Data in this exercise
'''
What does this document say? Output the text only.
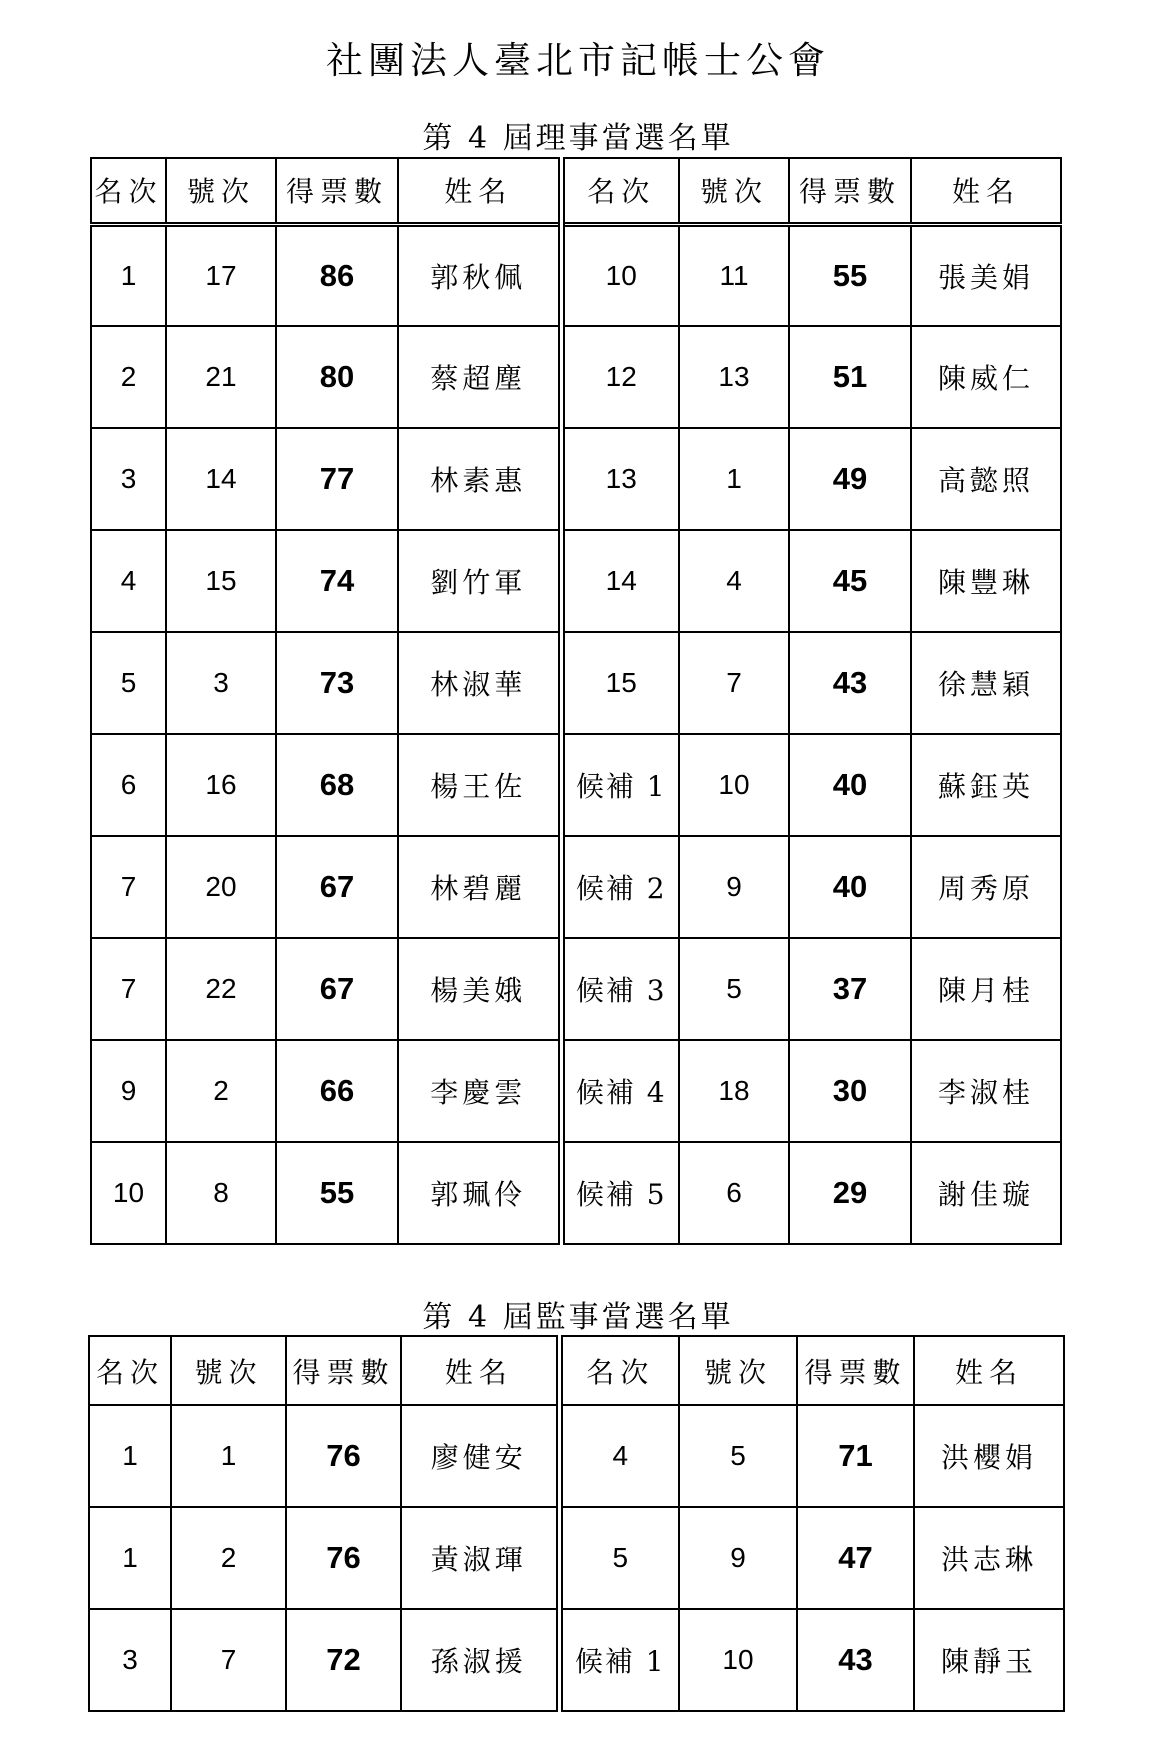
社團法人臺北市記帳士公會
第 4 屆理事當選名單
名次	號次	得票數	姓名	名次	號次	得票數	姓名
1	17	86	郭秋佩	10	11	55	張美娟
2	21	80	蔡超塵	12	13	51	陳威仁
3	14	77	林素惠	13	1	49	高懿照
4	15	74	劉竹軍	14	4	45	陳豐琳
5	3	73	林淑華	15	7	43	徐慧穎
6	16	68	楊王佐	候補 1	10	40	蘇鈺英
7	20	67	林碧麗	候補 2	9	40	周秀原
7	22	67	楊美娥	候補 3	5	37	陳月桂
9	2	66	李慶雲	候補 4	18	30	李淑桂
10	8	55	郭珮伶	候補 5	6	29	謝佳璇
第 4 屆監事當選名單
名次	號次	得票數	姓名	名次	號次	得票數	姓名
1	1	76	廖健安	4	5	71	洪櫻娟
1	2	76	黃淑琿	5	9	47	洪志琳
3	7	72	孫淑援	候補 1	10	43	陳靜玉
'''
Written task
Exclude the pictures and repeat every other part of the records word for word.

Solved problem
What does this document say? Output the text only.
社團法人臺北市記帳士公會
第 4 屆理事當選名單
名次	號次	得票數	姓名	名次	號次	得票數	姓名
1	17	86	郭秋佩	10	11	55	張美娟
2	21	80	蔡超塵	12	13	51	陳威仁
3	14	77	林素惠	13	1	49	高懿照
4	15	74	劉竹軍	14	4	45	陳豐琳
5	3	73	林淑華	15	7	43	徐慧穎
6	16	68	楊王佐	候補 1	10	40	蘇鈺英
7	20	67	林碧麗	候補 2	9	40	周秀原
7	22	67	楊美娥	候補 3	5	37	陳月桂
9	2	66	李慶雲	候補 4	18	30	李淑桂
10	8	55	郭珮伶	候補 5	6	29	謝佳璇
第 4 屆監事當選名單
名次	號次	得票數	姓名	名次	號次	得票數	姓名
1	1	76	廖健安	4	5	71	洪櫻娟
1	2	76	黃淑琿	5	9	47	洪志琳
3	7	72	孫淑援	候補 1	10	43	陳靜玉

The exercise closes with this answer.